» Set exercise
Your task is to transcribe the entries below exactly, beginning with the line containing "Extract all readable text from this page." and ending with the final line, and to add nothing else.

» Information provided
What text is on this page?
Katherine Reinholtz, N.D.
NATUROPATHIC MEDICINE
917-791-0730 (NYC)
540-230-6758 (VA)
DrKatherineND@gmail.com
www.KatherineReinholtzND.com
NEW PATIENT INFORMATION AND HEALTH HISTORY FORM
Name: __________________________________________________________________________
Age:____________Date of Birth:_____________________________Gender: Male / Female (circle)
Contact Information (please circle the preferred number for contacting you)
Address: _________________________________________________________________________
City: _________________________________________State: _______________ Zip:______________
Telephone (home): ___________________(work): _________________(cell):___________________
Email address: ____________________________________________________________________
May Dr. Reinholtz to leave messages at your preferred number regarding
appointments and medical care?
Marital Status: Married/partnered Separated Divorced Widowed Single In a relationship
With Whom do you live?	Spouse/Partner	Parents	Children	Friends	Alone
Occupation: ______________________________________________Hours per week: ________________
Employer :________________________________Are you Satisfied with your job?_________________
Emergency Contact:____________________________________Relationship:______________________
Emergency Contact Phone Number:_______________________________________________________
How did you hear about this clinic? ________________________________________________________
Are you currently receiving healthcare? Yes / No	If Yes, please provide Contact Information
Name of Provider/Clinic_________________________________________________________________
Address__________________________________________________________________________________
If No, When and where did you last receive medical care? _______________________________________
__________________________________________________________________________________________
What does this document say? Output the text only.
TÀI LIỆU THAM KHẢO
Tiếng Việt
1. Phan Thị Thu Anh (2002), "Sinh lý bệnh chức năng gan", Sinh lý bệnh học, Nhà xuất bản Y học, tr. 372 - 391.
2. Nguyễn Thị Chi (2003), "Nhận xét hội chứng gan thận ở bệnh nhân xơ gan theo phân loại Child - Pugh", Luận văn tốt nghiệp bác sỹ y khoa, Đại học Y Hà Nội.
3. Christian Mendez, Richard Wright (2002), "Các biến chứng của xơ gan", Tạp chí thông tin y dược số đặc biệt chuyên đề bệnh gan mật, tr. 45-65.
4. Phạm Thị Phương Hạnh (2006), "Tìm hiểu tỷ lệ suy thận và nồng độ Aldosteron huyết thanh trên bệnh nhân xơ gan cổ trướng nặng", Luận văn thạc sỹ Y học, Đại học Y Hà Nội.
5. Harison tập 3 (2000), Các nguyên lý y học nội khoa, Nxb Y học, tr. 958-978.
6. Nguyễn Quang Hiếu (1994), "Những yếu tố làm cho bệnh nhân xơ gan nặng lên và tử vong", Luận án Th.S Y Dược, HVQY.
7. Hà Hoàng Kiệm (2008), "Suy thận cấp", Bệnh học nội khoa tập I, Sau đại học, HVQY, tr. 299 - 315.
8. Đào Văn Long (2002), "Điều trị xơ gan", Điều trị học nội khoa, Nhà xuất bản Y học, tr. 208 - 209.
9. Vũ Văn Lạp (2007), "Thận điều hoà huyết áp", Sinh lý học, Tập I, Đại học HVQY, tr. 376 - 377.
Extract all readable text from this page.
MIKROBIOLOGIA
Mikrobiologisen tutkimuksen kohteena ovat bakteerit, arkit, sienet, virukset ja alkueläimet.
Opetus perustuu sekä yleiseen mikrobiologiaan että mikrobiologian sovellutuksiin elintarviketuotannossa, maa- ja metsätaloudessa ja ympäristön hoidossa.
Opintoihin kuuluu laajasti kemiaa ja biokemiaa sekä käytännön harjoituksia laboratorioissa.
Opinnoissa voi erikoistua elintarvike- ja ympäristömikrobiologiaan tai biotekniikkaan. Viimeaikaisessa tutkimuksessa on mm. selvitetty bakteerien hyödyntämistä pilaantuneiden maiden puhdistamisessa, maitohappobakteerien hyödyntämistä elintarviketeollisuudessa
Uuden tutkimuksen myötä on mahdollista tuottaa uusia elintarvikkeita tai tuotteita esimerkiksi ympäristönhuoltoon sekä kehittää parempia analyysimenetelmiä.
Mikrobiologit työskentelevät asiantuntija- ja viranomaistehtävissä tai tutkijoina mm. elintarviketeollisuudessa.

» Answer to the exercise
Extract all readable text from this page.
MIKROBIOLOGIA
Mikrobiologisen tutkimuksen kohteena ovat bakteerit, arkit, sienet, virukset ja alkueläimet.
Opetus perustuu sekä yleiseen mikrobiologiaan että mikrobiologian sovellutuksiin elintarviketuotannossa, maa- ja metsätaloudessa ja ympäristön hoidossa.
Opintoihin kuuluu laajasti kemiaa ja biokemiaa sekä käytännön harjoituksia laboratorioissa.
Opinnoissa voi erikoistua elintarvike- ja ympäristömikrobiologiaan tai biotekniikkaan. Viimeaikaisessa tutkimuksessa on mm. selvitetty bakteerien hyödyntämistä pilaantuneiden maiden puhdistamisessa, maitohappobakteerien hyödyntämistä elintarviketeollisuudessa
Uuden tutkimuksen myötä on mahdollista tuottaa uusia elintarvikkeita tai tuotteita esimerkiksi ympäristönhuoltoon sekä kehittää parempia analyysimenetelmiä.
Mikrobiologit työskentelevät asiantuntija- ja viranomaistehtävissä tai tutkijoina mm. elintarviketeollisuudessa.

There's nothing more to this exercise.